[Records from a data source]
Begin

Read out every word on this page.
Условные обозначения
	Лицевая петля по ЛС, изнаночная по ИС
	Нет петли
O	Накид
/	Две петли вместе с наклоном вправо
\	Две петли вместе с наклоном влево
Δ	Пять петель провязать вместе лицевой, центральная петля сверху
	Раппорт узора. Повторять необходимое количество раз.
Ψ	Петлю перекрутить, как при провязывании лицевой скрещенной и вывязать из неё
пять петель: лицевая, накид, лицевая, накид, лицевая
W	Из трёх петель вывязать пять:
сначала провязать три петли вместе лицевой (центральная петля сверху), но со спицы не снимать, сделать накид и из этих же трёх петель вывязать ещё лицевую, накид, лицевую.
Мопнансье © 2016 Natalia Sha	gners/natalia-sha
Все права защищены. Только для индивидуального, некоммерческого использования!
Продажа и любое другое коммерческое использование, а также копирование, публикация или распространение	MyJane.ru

End

Extract all the material, leaving every line as it is.

Read out every word on this page.
Условные обозначения
	Лицевая петля по ЛС, изнаночная по ИС
	Нет петли
O	Накид
/	Две петли вместе с наклоном вправо
\	Две петли вместе с наклоном влево
Δ	Пять петель провязать вместе лицевой, центральная петля сверху
	Раппорт узора. Повторять необходимое количество раз.
Ψ	Петлю перекрутить, как при провязывании лицевой скрещенной и вывязать из неё
пять петель: лицевая, накид, лицевая, накид, лицевая
W	Из трёх петель вывязать пять:
сначала провязать три петли вместе лицевой (центральная петля сверху), но со спицы не снимать, сделать накид и из этих же трёх петель вывязать ещё лицевую, накид, лицевую.
Мопнансье © 2016 Natalia Sha	gners/natalia-sha
Все права защищены. Только для индивидуального, некоммерческого использования!
Продажа и любое другое коммерческое использование, а также копирование, публикация или распространение	MyJane.ru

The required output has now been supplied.